## [RECORD EXTRACTS]
++++++++++++++++++++

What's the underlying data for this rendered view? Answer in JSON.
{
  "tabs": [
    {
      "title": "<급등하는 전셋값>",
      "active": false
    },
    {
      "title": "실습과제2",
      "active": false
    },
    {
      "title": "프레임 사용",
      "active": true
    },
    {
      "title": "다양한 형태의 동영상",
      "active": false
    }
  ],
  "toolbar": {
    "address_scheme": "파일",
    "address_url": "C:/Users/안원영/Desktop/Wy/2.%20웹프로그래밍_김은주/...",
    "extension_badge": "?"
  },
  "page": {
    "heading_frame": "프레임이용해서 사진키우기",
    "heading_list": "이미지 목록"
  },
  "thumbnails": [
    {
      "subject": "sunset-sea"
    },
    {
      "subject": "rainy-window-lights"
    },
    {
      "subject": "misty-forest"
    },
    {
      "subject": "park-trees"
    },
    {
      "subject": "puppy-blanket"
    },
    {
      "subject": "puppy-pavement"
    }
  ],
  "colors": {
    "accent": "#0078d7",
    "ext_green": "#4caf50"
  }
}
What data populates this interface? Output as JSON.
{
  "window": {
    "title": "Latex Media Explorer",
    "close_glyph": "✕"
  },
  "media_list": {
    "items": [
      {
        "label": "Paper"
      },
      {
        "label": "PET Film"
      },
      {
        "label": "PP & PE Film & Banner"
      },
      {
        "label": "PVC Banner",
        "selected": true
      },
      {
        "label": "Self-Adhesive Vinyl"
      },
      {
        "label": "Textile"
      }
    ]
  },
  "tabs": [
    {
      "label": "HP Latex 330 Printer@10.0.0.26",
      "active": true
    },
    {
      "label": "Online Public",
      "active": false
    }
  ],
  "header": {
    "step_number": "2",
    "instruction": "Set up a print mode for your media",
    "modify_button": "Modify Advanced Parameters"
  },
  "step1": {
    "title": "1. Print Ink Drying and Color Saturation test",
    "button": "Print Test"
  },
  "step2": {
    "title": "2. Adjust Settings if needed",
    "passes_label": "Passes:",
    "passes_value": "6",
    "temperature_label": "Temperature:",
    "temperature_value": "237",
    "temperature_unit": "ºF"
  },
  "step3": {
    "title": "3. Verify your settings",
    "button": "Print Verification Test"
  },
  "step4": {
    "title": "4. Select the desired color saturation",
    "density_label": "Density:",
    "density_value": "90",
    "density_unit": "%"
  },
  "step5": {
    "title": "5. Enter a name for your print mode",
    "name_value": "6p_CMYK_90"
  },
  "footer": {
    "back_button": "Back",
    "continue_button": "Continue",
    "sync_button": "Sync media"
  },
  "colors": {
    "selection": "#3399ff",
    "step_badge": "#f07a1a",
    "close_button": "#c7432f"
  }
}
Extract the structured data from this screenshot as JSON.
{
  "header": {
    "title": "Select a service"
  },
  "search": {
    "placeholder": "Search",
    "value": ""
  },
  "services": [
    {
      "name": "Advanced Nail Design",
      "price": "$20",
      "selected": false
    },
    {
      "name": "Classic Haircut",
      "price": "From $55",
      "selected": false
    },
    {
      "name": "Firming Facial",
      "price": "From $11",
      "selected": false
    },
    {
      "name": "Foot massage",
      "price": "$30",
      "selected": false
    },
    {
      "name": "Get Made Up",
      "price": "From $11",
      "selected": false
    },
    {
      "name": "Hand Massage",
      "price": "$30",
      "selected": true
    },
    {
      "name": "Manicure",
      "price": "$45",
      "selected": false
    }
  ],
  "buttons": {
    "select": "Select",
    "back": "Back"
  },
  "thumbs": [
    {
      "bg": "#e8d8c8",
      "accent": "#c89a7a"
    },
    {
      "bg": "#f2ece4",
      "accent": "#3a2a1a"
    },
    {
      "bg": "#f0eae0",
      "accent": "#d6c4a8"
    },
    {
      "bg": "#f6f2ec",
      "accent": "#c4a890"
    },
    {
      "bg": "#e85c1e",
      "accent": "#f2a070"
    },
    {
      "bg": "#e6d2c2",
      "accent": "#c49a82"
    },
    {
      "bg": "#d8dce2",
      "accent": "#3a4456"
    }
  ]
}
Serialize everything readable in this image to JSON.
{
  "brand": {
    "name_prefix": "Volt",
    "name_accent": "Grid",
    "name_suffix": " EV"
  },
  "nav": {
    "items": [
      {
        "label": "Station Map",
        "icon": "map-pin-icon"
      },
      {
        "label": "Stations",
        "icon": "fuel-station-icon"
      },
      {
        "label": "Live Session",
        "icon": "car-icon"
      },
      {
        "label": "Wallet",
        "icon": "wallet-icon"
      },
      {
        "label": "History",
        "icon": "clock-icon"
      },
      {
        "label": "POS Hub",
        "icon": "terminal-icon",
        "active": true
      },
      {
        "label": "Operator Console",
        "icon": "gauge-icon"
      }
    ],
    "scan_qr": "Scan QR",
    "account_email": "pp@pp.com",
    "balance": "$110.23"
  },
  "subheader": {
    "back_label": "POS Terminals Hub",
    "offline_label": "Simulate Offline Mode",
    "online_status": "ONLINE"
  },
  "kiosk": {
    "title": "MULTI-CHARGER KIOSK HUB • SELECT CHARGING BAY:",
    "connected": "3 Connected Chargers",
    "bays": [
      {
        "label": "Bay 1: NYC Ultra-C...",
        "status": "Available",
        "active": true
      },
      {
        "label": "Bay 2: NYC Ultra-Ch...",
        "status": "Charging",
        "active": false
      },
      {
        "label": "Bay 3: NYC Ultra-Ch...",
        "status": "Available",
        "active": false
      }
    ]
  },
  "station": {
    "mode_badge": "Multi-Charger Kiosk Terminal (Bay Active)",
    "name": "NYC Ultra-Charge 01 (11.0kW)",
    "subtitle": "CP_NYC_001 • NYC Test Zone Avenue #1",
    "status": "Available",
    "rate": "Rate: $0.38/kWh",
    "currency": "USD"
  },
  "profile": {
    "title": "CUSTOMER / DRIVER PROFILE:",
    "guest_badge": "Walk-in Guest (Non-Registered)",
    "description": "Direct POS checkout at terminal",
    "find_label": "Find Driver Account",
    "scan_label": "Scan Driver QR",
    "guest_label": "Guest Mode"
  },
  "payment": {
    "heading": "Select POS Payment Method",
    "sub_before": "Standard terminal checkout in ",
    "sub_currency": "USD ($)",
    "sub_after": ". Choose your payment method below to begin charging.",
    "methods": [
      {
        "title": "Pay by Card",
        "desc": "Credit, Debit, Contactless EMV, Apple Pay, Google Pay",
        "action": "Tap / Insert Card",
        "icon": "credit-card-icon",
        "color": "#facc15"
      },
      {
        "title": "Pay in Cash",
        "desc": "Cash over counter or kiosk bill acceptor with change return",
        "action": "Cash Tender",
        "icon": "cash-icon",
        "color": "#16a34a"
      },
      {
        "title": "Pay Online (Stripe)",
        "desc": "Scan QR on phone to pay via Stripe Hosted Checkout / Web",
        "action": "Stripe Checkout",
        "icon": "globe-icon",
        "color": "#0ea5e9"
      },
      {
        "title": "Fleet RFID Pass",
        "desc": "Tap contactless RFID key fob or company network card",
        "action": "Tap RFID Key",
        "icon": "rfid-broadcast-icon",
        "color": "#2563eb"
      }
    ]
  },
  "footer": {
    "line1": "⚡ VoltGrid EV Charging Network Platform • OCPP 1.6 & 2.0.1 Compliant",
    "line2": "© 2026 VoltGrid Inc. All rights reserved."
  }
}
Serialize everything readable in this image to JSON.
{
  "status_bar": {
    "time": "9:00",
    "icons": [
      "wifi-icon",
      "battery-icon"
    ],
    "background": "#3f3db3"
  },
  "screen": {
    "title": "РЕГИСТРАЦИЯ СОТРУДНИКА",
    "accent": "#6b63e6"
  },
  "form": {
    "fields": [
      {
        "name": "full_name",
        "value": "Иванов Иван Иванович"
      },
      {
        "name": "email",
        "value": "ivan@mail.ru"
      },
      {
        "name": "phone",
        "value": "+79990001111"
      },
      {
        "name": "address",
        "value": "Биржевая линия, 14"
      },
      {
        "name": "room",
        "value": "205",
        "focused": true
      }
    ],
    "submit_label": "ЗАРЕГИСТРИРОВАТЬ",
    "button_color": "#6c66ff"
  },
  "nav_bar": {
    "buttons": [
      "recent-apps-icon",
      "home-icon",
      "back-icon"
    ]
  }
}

++++++++++++++++++++

## [TASK STATEMENT]
Gather up, from the records above, each line where the word "data" appears.

## [ANSWER FOR THE TASK]
What's the underlying data for this rendered view? Answer in JSON.
What data populates this interface? Output as JSON.
Extract the structured data from this screenshot as JSON.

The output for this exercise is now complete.